- STATED EXERCISE: Below are some records. Say how many of their lines contain the string "peut", and give nothing but the number.

Raw records:

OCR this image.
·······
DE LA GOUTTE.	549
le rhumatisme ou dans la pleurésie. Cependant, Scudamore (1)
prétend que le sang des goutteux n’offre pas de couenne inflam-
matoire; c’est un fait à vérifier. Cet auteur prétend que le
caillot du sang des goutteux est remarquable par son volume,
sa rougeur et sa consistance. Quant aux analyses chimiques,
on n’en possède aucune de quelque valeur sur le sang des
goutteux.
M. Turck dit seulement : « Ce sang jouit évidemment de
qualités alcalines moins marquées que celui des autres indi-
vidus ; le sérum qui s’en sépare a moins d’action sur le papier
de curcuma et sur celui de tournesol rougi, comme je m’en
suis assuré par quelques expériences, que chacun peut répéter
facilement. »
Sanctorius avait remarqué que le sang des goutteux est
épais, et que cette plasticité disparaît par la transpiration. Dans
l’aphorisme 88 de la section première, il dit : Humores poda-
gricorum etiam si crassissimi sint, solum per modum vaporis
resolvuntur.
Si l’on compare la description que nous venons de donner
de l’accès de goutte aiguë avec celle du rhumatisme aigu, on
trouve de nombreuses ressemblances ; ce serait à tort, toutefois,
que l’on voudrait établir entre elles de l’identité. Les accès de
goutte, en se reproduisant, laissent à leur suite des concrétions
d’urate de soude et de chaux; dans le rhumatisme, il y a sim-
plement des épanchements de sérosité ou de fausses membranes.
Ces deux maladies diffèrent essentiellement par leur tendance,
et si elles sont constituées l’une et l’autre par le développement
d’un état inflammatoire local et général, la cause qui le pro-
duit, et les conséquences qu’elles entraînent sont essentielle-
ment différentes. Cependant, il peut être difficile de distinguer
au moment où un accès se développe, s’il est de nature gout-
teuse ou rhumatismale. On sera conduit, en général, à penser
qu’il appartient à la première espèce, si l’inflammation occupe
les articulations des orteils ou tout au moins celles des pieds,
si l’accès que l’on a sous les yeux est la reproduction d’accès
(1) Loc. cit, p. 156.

- PROBLEM SOLUTION: 2